(Do this)
Give every line below again, exactly.

Dataset entries on figures:
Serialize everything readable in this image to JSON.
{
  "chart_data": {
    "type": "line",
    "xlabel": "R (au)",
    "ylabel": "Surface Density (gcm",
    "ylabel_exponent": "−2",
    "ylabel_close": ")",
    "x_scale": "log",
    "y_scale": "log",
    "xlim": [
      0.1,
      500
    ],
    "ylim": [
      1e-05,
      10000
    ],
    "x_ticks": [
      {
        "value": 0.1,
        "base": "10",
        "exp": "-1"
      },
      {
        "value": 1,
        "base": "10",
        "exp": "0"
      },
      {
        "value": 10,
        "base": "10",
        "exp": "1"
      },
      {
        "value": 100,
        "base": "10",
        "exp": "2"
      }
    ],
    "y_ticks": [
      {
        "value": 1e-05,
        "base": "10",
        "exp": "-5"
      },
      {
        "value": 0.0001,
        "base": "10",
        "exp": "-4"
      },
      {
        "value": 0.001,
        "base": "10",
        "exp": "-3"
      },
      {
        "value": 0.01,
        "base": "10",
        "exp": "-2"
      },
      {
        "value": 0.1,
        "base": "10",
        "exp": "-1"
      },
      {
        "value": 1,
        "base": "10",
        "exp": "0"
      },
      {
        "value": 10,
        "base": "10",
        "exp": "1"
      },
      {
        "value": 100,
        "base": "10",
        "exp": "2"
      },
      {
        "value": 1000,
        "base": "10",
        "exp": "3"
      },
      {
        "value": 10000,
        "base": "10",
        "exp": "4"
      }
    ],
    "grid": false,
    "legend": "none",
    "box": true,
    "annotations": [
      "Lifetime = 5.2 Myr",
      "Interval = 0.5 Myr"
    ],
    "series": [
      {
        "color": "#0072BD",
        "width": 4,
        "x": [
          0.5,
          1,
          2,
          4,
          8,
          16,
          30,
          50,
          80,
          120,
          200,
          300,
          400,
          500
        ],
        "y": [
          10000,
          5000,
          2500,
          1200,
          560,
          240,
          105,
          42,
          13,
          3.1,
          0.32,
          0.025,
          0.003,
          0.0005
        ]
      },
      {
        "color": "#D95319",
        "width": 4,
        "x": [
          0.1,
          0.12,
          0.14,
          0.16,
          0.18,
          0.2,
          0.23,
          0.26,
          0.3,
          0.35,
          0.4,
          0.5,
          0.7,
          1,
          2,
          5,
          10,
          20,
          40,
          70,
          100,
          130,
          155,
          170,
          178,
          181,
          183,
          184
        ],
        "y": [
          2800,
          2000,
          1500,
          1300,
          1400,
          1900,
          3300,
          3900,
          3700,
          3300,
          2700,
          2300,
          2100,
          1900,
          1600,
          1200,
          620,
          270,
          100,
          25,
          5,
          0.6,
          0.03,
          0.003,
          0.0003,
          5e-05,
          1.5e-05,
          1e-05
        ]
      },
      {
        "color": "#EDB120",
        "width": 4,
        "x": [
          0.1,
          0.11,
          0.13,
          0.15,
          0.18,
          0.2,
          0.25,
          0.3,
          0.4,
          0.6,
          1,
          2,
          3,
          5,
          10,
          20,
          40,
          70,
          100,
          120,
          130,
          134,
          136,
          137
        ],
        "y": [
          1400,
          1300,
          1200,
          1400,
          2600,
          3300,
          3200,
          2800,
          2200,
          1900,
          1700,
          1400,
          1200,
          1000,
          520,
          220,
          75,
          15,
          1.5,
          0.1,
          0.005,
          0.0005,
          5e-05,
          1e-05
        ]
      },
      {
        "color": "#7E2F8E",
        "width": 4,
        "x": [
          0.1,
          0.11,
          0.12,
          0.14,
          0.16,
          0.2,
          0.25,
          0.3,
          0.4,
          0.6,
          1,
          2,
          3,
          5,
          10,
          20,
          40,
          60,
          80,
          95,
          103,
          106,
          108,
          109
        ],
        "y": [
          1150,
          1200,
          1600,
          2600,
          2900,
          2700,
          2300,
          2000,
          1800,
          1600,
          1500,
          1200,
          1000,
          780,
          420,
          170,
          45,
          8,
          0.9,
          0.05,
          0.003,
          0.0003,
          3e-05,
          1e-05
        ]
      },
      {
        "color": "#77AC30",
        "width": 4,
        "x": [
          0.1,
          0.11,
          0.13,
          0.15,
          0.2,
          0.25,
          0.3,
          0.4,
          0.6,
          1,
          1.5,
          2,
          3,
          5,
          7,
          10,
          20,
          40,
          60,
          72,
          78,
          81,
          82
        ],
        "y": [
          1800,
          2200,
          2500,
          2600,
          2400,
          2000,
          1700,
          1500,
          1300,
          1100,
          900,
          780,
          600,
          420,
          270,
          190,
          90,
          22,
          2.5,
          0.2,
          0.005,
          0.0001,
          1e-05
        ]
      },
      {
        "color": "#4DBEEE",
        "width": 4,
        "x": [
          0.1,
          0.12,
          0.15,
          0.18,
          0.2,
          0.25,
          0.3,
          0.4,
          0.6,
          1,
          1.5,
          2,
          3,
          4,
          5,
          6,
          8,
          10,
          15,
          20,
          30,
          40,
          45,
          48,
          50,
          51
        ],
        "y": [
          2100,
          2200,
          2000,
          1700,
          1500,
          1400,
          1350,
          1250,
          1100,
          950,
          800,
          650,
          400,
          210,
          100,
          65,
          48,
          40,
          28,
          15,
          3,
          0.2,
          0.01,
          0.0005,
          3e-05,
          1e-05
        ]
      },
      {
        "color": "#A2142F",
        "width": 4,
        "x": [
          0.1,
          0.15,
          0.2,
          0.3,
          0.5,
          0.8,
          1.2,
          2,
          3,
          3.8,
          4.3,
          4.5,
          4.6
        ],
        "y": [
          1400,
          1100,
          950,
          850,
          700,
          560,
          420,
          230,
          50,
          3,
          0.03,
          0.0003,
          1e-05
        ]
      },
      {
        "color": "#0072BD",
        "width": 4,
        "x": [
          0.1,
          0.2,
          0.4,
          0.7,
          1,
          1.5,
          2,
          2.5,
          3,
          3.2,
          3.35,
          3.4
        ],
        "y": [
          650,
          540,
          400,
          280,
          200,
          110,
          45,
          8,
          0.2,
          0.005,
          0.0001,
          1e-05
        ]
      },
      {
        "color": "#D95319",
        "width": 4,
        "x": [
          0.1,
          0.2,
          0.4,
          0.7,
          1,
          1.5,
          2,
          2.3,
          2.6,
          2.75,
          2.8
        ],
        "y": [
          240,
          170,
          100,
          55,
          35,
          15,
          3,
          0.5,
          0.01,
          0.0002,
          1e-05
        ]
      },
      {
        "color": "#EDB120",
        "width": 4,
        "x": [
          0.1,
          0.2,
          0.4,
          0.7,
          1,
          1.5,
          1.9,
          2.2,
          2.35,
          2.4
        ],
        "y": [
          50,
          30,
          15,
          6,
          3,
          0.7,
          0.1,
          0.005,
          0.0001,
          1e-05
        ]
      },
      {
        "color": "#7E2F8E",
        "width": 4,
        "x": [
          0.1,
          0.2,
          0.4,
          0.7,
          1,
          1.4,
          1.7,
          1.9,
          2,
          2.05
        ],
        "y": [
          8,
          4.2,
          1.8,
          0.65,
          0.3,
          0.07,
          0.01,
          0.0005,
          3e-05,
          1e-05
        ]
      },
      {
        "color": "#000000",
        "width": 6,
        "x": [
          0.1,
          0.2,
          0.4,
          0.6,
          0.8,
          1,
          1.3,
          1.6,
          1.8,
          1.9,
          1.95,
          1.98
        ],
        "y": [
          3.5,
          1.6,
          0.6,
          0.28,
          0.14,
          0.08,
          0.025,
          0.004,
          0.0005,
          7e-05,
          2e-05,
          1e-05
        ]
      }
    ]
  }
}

(Written reply)
Serialize everything readable in this image to JSON.
{
  "chart_data": {
    "type": "line",
    "xlabel": "R (au)",
    "ylabel": "Surface Density (gcm",
    "ylabel_exponent": "−2",
    "ylabel_close": ")",
    "x_scale": "log",
    "y_scale": "log",
    "xlim": [
      0.1,
      500
    ],
    "ylim": [
      1e-05,
      10000
    ],
    "x_ticks": [
      {
        "value": 0.1,
        "base": "10",
        "exp": "-1"
      },
      {
        "value": 1,
        "base": "10",
        "exp": "0"
      },
      {
        "value": 10,
        "base": "10",
        "exp": "1"
      },
      {
        "value": 100,
        "base": "10",
        "exp": "2"
      }
    ],
    "y_ticks": [
      {
        "value": 1e-05,
        "base": "10",
        "exp": "-5"
      },
      {
        "value": 0.0001,
        "base": "10",
        "exp": "-4"
      },
      {
        "value": 0.001,
        "base": "10",
        "exp": "-3"
      },
      {
        "value": 0.01,
        "base": "10",
        "exp": "-2"
      },
      {
        "value": 0.1,
        "base": "10",
        "exp": "-1"
      },
      {
        "value": 1,
        "base": "10",
        "exp": "0"
      },
      {
        "value": 10,
        "base": "10",
        "exp": "1"
      },
      {
        "value": 100,
        "base": "10",
        "exp": "2"
      },
      {
        "value": 1000,
        "base": "10",
        "exp": "3"
      },
      {
        "value": 10000,
        "base": "10",
        "exp": "4"
      }
    ],
    "grid": false,
    "legend": "none",
    "box": true,
    "annotations": [
      "Lifetime = 5.2 Myr",
      "Interval = 0.5 Myr"
    ],
    "series": [
      {
        "color": "#0072BD",
        "width": 4,
        "x": [
          0.5,
          1,
          2,
          4,
          8,
          16,
          30,
          50,
          80,
          120,
          200,
          300,
          400,
          500
        ],
        "y": [
          10000,
          5000,
          2500,
          1200,
          560,
          240,
          105,
          42,
          13,
          3.1,
          0.32,
          0.025,
          0.003,
          0.0005
        ]
      },
      {
        "color": "#D95319",
        "width": 4,
        "x": [
          0.1,
          0.12,
          0.14,
          0.16,
          0.18,
          0.2,
          0.23,
          0.26,
          0.3,
          0.35,
          0.4,
          0.5,
          0.7,
          1,
          2,
          5,
          10,
          20,
          40,
          70,
          100,
          130,
          155,
          170,
          178,
          181,
          183,
          184
        ],
        "y": [
          2800,
          2000,
          1500,
          1300,
          1400,
          1900,
          3300,
          3900,
          3700,
          3300,
          2700,
          2300,
          2100,
          1900,
          1600,
          1200,
          620,
          270,
          100,
          25,
          5,
          0.6,
          0.03,
          0.003,
          0.0003,
          5e-05,
          1.5e-05,
          1e-05
        ]
      },
      {
        "color": "#EDB120",
        "width": 4,
        "x": [
          0.1,
          0.11,
          0.13,
          0.15,
          0.18,
          0.2,
          0.25,
          0.3,
          0.4,
          0.6,
          1,
          2,
          3,
          5,
          10,
          20,
          40,
          70,
          100,
          120,
          130,
          134,
          136,
          137
        ],
        "y": [
          1400,
          1300,
          1200,
          1400,
          2600,
          3300,
          3200,
          2800,
          2200,
          1900,
          1700,
          1400,
          1200,
          1000,
          520,
          220,
          75,
          15,
          1.5,
          0.1,
          0.005,
          0.0005,
          5e-05,
          1e-05
        ]
      },
      {
        "color": "#7E2F8E",
        "width": 4,
        "x": [
          0.1,
          0.11,
          0.12,
          0.14,
          0.16,
          0.2,
          0.25,
          0.3,
          0.4,
          0.6,
          1,
          2,
          3,
          5,
          10,
          20,
          40,
          60,
          80,
          95,
          103,
          106,
          108,
          109
        ],
        "y": [
          1150,
          1200,
          1600,
          2600,
          2900,
          2700,
          2300,
          2000,
          1800,
          1600,
          1500,
          1200,
          1000,
          780,
          420,
          170,
          45,
          8,
          0.9,
          0.05,
          0.003,
          0.0003,
          3e-05,
          1e-05
        ]
      },
      {
        "color": "#77AC30",
        "width": 4,
        "x": [
          0.1,
          0.11,
          0.13,
          0.15,
          0.2,
          0.25,
          0.3,
          0.4,
          0.6,
          1,
          1.5,
          2,
          3,
          5,
          7,
          10,
          20,
          40,
          60,
          72,
          78,
          81,
          82
        ],
        "y": [
          1800,
          2200,
          2500,
          2600,
          2400,
          2000,
          1700,
          1500,
          1300,
          1100,
          900,
          780,
          600,
          420,
          270,
          190,
          90,
          22,
          2.5,
          0.2,
          0.005,
          0.0001,
          1e-05
        ]
      },
      {
        "color": "#4DBEEE",
        "width": 4,
        "x": [
          0.1,
          0.12,
          0.15,
          0.18,
          0.2,
          0.25,
          0.3,
          0.4,
          0.6,
          1,
          1.5,
          2,
          3,
          4,
          5,
          6,
          8,
          10,
          15,
          20,
          30,
          40,
          45,
          48,
          50,
          51
        ],
        "y": [
          2100,
          2200,
          2000,
          1700,
          1500,
          1400,
          1350,
          1250,
          1100,
          950,
          800,
          650,
          400,
          210,
          100,
          65,
          48,
          40,
          28,
          15,
          3,
          0.2,
          0.01,
          0.0005,
          3e-05,
          1e-05
        ]
      },
      {
        "color": "#A2142F",
        "width": 4,
        "x": [
          0.1,
          0.15,
          0.2,
          0.3,
          0.5,
          0.8,
          1.2,
          2,
          3,
          3.8,
          4.3,
          4.5,
          4.6
        ],
        "y": [
          1400,
          1100,
          950,
          850,
          700,
          560,
          420,
          230,
          50,
          3,
          0.03,
          0.0003,
          1e-05
        ]
      },
      {
        "color": "#0072BD",
        "width": 4,
        "x": [
          0.1,
          0.2,
          0.4,
          0.7,
          1,
          1.5,
          2,
          2.5,
          3,
          3.2,
          3.35,
          3.4
        ],
        "y": [
          650,
          540,
          400,
          280,
          200,
          110,
          45,
          8,
          0.2,
          0.005,
          0.0001,
          1e-05
        ]
      },
      {
        "color": "#D95319",
        "width": 4,
        "x": [
          0.1,
          0.2,
          0.4,
          0.7,
          1,
          1.5,
          2,
          2.3,
          2.6,
          2.75,
          2.8
        ],
        "y": [
          240,
          170,
          100,
          55,
          35,
          15,
          3,
          0.5,
          0.01,
          0.0002,
          1e-05
        ]
      },
      {
        "color": "#EDB120",
        "width": 4,
        "x": [
          0.1,
          0.2,
          0.4,
          0.7,
          1,
          1.5,
          1.9,
          2.2,
          2.35,
          2.4
        ],
        "y": [
          50,
          30,
          15,
          6,
          3,
          0.7,
          0.1,
          0.005,
          0.0001,
          1e-05
        ]
      },
      {
        "color": "#7E2F8E",
        "width": 4,
        "x": [
          0.1,
          0.2,
          0.4,
          0.7,
          1,
          1.4,
          1.7,
          1.9,
          2,
          2.05
        ],
        "y": [
          8,
          4.2,
          1.8,
          0.65,
          0.3,
          0.07,
          0.01,
          0.0005,
          3e-05,
          1e-05
        ]
      },
      {
        "color": "#000000",
        "width": 6,
        "x": [
          0.1,
          0.2,
          0.4,
          0.6,
          0.8,
          1,
          1.3,
          1.6,
          1.8,
          1.9,
          1.95,
          1.98
        ],
        "y": [
          3.5,
          1.6,
          0.6,
          0.28,
          0.14,
          0.08,
          0.025,
          0.004,
          0.0005,
          7e-05,
          2e-05,
          1e-05
        ]
      }
    ]
  }
}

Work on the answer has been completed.